*Required work*:
In the listing below, locate the lines that hold the string "rope". Copy those lines.
+++ Data provided
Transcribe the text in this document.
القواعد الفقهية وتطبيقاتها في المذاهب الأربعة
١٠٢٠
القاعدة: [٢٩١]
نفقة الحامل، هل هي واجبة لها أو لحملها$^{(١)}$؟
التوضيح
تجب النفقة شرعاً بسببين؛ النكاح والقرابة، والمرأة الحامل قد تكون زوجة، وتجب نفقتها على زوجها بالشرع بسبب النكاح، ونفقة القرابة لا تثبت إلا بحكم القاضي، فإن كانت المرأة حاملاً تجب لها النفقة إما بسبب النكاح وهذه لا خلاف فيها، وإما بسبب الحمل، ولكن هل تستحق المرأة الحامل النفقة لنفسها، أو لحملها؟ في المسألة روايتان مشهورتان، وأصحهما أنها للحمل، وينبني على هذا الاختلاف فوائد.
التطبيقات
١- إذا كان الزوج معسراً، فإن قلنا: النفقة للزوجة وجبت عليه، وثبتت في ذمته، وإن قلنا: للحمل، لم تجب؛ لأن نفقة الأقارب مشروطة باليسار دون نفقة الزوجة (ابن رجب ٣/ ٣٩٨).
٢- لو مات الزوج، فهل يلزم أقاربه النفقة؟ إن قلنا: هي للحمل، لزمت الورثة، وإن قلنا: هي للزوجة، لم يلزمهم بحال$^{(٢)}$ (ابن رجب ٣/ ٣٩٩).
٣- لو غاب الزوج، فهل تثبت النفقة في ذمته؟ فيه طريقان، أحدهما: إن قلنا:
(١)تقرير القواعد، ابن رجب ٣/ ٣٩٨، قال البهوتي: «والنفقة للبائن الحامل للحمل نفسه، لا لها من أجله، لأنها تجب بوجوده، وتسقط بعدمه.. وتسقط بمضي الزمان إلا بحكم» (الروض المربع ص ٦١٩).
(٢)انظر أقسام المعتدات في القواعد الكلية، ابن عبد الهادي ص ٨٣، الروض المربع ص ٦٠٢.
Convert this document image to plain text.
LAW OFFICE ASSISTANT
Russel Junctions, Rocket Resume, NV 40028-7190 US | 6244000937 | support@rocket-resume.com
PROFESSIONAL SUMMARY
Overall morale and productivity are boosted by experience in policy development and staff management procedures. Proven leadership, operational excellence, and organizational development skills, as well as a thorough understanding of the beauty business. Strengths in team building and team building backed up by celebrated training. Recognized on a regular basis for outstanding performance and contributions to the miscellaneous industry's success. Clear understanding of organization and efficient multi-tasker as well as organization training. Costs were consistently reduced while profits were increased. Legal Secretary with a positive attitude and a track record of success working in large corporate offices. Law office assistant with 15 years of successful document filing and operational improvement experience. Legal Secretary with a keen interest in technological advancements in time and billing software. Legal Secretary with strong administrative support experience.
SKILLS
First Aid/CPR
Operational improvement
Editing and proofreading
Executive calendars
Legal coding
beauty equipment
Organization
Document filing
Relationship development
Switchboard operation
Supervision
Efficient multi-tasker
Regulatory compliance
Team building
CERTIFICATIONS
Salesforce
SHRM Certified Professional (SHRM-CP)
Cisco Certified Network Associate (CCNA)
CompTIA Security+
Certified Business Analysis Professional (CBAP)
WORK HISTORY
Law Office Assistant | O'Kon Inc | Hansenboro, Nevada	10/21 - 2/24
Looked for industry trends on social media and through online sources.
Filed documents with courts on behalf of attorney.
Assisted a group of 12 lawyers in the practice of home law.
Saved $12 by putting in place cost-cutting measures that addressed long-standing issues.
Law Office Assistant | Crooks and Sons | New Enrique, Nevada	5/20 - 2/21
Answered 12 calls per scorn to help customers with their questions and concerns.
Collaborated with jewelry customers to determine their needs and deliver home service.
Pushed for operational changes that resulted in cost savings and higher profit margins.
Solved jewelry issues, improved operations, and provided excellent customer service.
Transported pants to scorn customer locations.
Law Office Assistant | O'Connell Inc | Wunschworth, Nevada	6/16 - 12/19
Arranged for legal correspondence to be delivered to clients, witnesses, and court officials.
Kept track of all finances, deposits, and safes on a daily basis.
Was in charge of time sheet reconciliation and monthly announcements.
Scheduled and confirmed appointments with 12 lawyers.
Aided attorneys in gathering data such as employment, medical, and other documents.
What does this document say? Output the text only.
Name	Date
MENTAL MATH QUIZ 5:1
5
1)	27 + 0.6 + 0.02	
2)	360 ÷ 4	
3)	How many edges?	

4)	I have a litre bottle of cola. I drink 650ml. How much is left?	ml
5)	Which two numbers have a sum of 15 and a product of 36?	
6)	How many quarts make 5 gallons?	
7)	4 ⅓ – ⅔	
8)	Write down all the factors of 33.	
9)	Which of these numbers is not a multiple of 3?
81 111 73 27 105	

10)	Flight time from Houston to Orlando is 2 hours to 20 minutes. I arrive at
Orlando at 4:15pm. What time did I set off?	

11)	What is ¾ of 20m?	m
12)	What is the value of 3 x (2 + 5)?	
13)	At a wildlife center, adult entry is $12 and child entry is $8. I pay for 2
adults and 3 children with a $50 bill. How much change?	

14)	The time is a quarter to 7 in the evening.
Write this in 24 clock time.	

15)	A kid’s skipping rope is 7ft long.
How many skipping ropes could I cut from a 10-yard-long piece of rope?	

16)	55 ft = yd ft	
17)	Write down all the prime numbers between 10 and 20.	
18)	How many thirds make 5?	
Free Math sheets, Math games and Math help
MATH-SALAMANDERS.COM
++++++
*Response to the exercise*:
15)	A kid’s skipping rope is 7ft long.
How many skipping ropes could I cut from a 10-yard-long piece of rope?	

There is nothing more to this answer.